----- RECORDS SHOWN -----

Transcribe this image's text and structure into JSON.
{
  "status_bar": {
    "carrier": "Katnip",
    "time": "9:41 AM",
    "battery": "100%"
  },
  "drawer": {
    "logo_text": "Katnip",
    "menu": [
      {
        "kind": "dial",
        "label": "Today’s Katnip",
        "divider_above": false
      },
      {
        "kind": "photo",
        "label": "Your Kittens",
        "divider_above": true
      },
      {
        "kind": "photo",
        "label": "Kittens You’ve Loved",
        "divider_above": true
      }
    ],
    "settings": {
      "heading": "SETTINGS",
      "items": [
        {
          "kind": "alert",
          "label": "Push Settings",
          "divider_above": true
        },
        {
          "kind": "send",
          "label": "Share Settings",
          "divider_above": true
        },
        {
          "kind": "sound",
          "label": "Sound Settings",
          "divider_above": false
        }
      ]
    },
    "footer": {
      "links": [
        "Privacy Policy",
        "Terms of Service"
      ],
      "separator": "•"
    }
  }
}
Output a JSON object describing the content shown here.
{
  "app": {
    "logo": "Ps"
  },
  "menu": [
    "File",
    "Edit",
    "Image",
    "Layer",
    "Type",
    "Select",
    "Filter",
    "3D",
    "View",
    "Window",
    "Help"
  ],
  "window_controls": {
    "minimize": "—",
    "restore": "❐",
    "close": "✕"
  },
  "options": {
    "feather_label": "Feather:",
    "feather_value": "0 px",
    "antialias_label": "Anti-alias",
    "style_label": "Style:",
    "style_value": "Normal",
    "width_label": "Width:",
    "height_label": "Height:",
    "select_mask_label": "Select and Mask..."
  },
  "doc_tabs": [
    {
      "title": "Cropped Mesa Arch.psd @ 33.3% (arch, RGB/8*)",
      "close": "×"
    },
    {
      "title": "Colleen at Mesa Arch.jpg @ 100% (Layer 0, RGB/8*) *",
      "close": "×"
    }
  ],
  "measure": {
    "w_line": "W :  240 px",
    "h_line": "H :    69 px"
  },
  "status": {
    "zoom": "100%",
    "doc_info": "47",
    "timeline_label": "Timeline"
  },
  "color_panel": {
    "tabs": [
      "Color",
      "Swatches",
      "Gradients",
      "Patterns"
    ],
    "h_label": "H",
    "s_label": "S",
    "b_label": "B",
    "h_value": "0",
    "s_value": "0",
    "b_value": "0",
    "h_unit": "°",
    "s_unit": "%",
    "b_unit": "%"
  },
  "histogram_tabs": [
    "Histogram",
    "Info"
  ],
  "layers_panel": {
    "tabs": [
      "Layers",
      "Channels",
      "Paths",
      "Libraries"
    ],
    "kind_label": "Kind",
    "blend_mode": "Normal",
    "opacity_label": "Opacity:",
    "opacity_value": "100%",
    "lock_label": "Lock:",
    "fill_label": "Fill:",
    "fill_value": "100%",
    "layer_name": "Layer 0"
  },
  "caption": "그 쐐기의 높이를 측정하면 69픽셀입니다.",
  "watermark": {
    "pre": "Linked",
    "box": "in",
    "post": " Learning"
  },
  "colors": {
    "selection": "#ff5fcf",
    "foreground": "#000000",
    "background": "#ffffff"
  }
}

-----

> **GIVEN TASK**
Output the records verbatim, from the first line to the last.

> **ANSWER IN FULL**
Transcribe this image's text and structure into JSON.
{
  "status_bar": {
    "carrier": "Katnip",
    "time": "9:41 AM",
    "battery": "100%"
  },
  "drawer": {
    "logo_text": "Katnip",
    "menu": [
      {
        "kind": "dial",
        "label": "Today’s Katnip",
        "divider_above": false
      },
      {
        "kind": "photo",
        "label": "Your Kittens",
        "divider_above": true
      },
      {
        "kind": "photo",
        "label": "Kittens You’ve Loved",
        "divider_above": true
      }
    ],
    "settings": {
      "heading": "SETTINGS",
      "items": [
        {
          "kind": "alert",
          "label": "Push Settings",
          "divider_above": true
        },
        {
          "kind": "send",
          "label": "Share Settings",
          "divider_above": true
        },
        {
          "kind": "sound",
          "label": "Sound Settings",
          "divider_above": false
        }
      ]
    },
    "footer": {
      "links": [
        "Privacy Policy",
        "Terms of Service"
      ],
      "separator": "•"
    }
  }
}
Output a JSON object describing the content shown here.
{
  "app": {
    "logo": "Ps"
  },
  "menu": [
    "File",
    "Edit",
    "Image",
    "Layer",
    "Type",
    "Select",
    "Filter",
    "3D",
    "View",
    "Window",
    "Help"
  ],
  "window_controls": {
    "minimize": "—",
    "restore": "❐",
    "close": "✕"
  },
  "options": {
    "feather_label": "Feather:",
    "feather_value": "0 px",
    "antialias_label": "Anti-alias",
    "style_label": "Style:",
    "style_value": "Normal",
    "width_label": "Width:",
    "height_label": "Height:",
    "select_mask_label": "Select and Mask..."
  },
  "doc_tabs": [
    {
      "title": "Cropped Mesa Arch.psd @ 33.3% (arch, RGB/8*)",
      "close": "×"
    },
    {
      "title": "Colleen at Mesa Arch.jpg @ 100% (Layer 0, RGB/8*) *",
      "close": "×"
    }
  ],
  "measure": {
    "w_line": "W :  240 px",
    "h_line": "H :    69 px"
  },
  "status": {
    "zoom": "100%",
    "doc_info": "47",
    "timeline_label": "Timeline"
  },
  "color_panel": {
    "tabs": [
      "Color",
      "Swatches",
      "Gradients",
      "Patterns"
    ],
    "h_label": "H",
    "s_label": "S",
    "b_label": "B",
    "h_value": "0",
    "s_value": "0",
    "b_value": "0",
    "h_unit": "°",
    "s_unit": "%",
    "b_unit": "%"
  },
  "histogram_tabs": [
    "Histogram",
    "Info"
  ],
  "layers_panel": {
    "tabs": [
      "Layers",
      "Channels",
      "Paths",
      "Libraries"
    ],
    "kind_label": "Kind",
    "blend_mode": "Normal",
    "opacity_label": "Opacity:",
    "opacity_value": "100%",
    "lock_label": "Lock:",
    "fill_label": "Fill:",
    "fill_value": "100%",
    "layer_name": "Layer 0"
  },
  "caption": "그 쐐기의 높이를 측정하면 69픽셀입니다.",
  "watermark": {
    "pre": "Linked",
    "box": "in",
    "post": " Learning"
  },
  "colors": {
    "selection": "#ff5fcf",
    "foreground": "#000000",
    "background": "#ffffff"
  }
}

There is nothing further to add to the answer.